GIVEN REQUEST ::
Where the data below has the string "title", return the whole line.

DATA PROVIDED ::
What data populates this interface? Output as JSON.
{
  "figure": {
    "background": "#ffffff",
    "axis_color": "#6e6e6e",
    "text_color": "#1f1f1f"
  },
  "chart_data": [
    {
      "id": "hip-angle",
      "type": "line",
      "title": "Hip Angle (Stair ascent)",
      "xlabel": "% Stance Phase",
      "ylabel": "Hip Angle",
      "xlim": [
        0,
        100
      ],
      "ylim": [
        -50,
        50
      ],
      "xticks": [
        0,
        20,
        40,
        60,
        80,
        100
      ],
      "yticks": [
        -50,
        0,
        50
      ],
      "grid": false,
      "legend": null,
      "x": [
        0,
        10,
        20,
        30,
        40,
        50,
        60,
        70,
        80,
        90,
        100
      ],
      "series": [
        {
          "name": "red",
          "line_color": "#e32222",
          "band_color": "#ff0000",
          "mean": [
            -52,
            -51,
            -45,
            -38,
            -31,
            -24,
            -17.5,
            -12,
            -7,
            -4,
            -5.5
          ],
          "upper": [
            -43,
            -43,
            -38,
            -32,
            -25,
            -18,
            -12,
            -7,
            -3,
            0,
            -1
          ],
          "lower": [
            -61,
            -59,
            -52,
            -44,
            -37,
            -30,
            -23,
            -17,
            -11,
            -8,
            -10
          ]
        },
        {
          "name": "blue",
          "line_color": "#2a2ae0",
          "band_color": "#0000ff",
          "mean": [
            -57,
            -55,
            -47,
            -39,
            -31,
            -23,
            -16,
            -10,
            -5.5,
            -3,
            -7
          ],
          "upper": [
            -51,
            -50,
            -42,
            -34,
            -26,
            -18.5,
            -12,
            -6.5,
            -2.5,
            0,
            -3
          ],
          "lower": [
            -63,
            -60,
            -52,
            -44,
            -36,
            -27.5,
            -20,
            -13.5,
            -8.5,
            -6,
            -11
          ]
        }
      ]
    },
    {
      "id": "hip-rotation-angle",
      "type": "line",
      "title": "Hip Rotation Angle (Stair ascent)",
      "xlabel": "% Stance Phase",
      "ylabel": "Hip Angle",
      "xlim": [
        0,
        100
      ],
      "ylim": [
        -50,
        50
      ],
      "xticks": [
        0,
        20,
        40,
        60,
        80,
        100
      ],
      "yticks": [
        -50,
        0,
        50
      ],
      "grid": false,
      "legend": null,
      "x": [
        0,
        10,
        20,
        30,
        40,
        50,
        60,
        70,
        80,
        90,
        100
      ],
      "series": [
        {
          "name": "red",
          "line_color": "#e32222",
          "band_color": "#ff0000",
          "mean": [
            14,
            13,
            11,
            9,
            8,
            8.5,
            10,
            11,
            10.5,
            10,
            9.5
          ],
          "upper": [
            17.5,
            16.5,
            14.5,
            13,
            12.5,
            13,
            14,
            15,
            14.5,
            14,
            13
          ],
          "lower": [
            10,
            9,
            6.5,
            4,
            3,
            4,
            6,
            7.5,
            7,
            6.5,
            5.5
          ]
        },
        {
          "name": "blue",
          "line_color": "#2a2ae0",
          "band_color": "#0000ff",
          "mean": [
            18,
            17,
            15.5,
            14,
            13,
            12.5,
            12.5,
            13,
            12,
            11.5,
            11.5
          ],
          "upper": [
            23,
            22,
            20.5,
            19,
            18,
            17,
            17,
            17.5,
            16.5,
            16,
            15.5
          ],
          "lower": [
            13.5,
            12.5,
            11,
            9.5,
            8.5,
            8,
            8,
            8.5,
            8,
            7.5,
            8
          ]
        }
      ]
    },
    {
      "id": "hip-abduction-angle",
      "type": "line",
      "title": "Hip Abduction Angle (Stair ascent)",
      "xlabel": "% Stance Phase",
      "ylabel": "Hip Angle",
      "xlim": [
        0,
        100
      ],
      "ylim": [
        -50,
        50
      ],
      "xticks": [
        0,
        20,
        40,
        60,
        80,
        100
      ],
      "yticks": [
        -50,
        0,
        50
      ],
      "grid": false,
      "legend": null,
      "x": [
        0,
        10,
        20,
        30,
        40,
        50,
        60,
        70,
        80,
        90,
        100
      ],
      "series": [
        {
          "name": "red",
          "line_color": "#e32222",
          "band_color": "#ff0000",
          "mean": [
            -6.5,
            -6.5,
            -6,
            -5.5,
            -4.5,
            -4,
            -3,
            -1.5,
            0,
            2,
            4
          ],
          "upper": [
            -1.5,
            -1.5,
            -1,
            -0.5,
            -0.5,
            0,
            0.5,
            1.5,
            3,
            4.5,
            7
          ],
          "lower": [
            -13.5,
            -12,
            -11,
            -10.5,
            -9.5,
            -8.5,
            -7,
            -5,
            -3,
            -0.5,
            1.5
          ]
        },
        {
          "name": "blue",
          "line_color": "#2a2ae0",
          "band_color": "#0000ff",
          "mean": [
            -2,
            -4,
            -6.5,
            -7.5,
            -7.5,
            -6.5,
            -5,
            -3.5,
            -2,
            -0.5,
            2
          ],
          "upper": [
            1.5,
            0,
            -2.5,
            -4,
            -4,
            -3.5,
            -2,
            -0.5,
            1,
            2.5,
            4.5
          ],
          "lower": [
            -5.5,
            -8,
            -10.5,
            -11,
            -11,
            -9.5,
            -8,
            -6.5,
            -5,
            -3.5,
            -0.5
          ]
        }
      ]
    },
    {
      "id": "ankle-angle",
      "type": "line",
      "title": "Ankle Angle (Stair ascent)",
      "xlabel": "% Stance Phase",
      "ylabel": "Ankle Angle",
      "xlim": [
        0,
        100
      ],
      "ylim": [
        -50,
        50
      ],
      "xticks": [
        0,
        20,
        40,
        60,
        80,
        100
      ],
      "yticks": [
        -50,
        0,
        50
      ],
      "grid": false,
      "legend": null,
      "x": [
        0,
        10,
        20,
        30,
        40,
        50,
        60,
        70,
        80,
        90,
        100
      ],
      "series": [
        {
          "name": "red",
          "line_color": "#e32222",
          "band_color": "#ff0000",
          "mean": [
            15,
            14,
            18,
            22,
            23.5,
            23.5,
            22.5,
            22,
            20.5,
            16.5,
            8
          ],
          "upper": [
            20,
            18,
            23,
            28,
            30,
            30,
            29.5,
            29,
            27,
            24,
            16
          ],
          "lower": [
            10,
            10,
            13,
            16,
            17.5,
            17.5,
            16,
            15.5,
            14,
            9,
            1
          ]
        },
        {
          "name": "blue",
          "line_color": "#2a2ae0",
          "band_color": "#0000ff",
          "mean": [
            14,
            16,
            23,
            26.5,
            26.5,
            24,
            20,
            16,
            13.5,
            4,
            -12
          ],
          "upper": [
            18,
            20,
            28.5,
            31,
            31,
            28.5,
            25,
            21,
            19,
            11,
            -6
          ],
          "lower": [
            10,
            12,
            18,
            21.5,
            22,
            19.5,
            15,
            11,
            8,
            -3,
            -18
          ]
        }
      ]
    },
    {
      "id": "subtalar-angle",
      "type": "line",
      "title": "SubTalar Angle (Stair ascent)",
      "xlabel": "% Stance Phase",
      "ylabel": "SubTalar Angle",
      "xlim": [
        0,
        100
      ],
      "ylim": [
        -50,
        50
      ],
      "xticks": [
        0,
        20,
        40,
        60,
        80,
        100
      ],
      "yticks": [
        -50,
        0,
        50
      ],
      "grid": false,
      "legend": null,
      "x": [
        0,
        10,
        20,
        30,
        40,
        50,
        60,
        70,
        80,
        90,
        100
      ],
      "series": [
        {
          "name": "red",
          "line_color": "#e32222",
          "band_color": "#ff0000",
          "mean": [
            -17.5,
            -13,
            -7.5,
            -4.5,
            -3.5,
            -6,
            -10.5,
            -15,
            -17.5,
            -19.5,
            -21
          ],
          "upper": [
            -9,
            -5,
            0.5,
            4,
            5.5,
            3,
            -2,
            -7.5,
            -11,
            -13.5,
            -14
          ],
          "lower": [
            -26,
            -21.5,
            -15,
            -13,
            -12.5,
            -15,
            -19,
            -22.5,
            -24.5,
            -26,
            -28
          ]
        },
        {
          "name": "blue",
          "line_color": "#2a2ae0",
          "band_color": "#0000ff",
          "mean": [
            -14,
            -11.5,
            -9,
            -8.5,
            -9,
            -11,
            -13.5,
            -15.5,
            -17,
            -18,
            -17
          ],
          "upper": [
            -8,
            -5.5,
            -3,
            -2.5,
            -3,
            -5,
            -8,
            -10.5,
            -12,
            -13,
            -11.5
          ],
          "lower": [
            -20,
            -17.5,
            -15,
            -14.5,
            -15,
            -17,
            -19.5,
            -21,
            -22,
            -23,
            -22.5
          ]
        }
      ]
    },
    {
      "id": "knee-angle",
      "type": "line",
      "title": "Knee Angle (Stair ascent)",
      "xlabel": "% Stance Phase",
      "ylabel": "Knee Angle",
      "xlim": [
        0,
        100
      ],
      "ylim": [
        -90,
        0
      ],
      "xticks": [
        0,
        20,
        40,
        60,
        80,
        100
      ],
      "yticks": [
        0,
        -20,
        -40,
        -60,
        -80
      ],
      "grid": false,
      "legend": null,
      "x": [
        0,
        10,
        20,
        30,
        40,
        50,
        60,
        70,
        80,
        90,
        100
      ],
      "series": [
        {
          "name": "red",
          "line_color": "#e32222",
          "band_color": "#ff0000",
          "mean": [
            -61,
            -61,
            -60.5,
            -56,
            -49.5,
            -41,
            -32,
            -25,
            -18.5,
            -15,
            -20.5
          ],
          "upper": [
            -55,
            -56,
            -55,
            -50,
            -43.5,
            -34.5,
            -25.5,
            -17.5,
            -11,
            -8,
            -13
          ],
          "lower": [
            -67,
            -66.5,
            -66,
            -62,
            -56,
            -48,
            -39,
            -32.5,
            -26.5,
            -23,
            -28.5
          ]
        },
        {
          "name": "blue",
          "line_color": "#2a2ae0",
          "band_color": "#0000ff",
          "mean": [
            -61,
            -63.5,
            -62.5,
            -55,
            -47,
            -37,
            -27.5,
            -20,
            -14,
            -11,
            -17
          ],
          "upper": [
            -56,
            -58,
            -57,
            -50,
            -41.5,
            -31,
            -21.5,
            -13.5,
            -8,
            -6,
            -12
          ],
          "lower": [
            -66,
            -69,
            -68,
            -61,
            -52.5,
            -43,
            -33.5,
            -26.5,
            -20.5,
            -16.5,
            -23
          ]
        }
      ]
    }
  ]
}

CORRECT ANSWER ::
      "title": "Hip Angle (Stair ascent)",
      "title": "Hip Rotation Angle (Stair ascent)",
      "title": "Hip Abduction Angle (Stair ascent)",
      "title": "Ankle Angle (Stair ascent)",
      "title": "SubTalar Angle (Stair ascent)",
      "title": "Knee Angle (Stair ascent)",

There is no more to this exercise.